- OBJECTIVE -
Show all lines from the data that include the word "программы".

═══

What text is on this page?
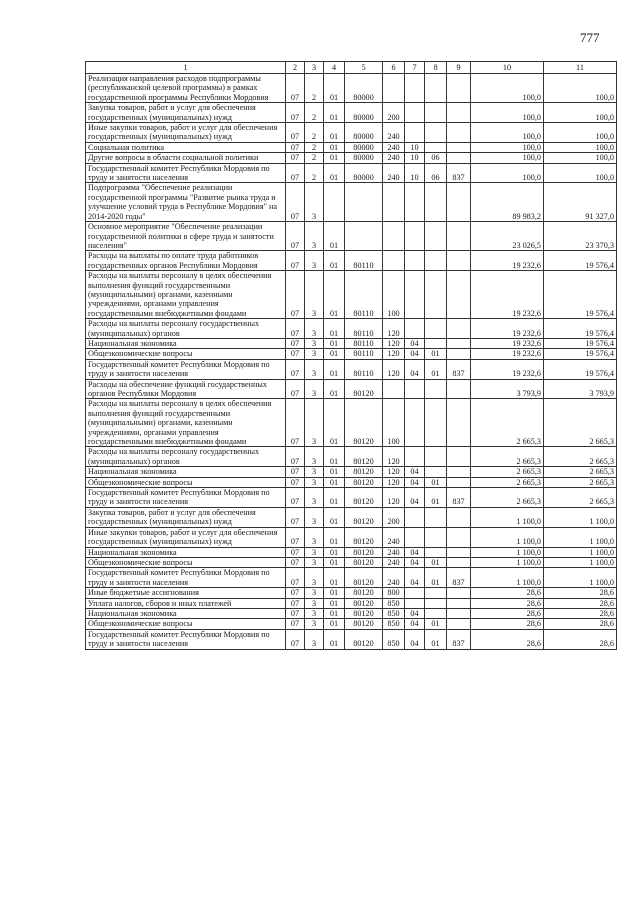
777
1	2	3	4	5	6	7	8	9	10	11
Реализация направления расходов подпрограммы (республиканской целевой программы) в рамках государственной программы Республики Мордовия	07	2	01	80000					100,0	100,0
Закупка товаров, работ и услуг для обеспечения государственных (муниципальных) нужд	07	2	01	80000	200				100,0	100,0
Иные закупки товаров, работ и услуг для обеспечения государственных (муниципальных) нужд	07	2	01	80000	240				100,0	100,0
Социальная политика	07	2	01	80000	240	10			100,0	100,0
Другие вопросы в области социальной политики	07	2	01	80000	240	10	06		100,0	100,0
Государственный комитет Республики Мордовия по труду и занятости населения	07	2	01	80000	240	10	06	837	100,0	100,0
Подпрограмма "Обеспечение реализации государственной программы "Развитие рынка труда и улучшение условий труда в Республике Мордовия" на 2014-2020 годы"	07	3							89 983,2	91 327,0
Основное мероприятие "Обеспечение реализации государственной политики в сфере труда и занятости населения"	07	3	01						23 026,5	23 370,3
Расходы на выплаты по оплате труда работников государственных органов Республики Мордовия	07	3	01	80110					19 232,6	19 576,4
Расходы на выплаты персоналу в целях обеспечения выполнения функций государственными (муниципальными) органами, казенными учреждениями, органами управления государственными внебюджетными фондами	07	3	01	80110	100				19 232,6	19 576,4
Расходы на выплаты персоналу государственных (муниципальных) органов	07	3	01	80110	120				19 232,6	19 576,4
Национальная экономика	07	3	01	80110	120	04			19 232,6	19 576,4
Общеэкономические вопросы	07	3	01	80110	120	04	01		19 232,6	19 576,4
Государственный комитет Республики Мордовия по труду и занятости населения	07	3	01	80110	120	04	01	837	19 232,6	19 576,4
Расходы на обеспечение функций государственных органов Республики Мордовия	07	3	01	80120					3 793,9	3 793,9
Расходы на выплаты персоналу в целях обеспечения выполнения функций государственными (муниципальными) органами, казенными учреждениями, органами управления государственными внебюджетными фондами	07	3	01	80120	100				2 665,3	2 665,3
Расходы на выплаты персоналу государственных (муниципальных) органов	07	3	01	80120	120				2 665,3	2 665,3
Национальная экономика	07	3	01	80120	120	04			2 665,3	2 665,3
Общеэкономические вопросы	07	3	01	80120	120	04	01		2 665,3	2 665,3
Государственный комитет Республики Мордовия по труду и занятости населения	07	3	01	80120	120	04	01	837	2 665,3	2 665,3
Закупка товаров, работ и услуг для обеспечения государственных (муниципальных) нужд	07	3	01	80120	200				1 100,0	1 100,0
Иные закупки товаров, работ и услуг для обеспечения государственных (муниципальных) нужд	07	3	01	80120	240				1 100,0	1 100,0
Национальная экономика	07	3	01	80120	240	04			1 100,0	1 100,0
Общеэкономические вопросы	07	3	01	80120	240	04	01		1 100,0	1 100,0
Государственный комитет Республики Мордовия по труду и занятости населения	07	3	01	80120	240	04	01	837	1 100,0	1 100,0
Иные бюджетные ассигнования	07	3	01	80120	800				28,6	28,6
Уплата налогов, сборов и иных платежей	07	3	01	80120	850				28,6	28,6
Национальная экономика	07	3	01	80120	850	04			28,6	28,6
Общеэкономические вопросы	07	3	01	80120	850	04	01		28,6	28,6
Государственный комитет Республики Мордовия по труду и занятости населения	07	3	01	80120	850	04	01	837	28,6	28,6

═══

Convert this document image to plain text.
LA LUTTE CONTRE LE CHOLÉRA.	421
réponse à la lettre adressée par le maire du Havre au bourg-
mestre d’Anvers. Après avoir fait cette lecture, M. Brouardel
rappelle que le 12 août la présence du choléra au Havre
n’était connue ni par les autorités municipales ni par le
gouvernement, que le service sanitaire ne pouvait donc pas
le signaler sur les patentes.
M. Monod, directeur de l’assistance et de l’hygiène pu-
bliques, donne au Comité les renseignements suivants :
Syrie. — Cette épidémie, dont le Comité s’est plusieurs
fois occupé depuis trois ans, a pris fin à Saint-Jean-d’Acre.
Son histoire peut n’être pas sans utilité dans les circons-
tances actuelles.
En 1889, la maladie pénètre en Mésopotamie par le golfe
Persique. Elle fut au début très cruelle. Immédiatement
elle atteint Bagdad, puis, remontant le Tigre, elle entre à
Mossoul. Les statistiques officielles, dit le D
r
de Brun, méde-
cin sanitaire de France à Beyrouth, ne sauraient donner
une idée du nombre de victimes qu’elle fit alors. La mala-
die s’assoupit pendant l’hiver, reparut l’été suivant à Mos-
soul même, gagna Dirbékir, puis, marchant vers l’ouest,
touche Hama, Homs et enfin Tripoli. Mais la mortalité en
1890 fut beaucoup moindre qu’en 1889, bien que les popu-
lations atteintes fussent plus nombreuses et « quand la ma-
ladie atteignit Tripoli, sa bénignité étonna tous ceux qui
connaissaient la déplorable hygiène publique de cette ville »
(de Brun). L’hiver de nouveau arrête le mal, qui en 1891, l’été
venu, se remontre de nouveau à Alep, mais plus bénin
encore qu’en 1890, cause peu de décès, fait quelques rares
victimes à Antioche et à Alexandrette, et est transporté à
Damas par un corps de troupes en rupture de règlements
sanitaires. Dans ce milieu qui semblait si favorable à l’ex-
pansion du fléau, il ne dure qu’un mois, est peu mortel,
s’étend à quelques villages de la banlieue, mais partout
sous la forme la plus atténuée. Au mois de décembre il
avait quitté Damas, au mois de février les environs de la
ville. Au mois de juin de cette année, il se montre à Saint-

═══

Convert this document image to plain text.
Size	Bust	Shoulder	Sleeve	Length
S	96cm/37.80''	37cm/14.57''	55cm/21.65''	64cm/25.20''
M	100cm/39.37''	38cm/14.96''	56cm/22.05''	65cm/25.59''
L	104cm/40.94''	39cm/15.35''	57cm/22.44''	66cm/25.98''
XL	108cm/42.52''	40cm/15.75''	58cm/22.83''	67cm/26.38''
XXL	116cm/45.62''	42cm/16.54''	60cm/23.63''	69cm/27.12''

═══

- THE REPLY -
Реализация направления расходов подпрограммы (республиканской целевой программы) в рамках государственной программы Республики Мордовия	07	2	01	80000					100,0	100,0
Подпрограмма "Обеспечение реализации государственной программы "Развитие рынка труда и улучшение условий труда в Республике Мордовия" на 2014-2020 годы"	07	3							89 983,2	91 327,0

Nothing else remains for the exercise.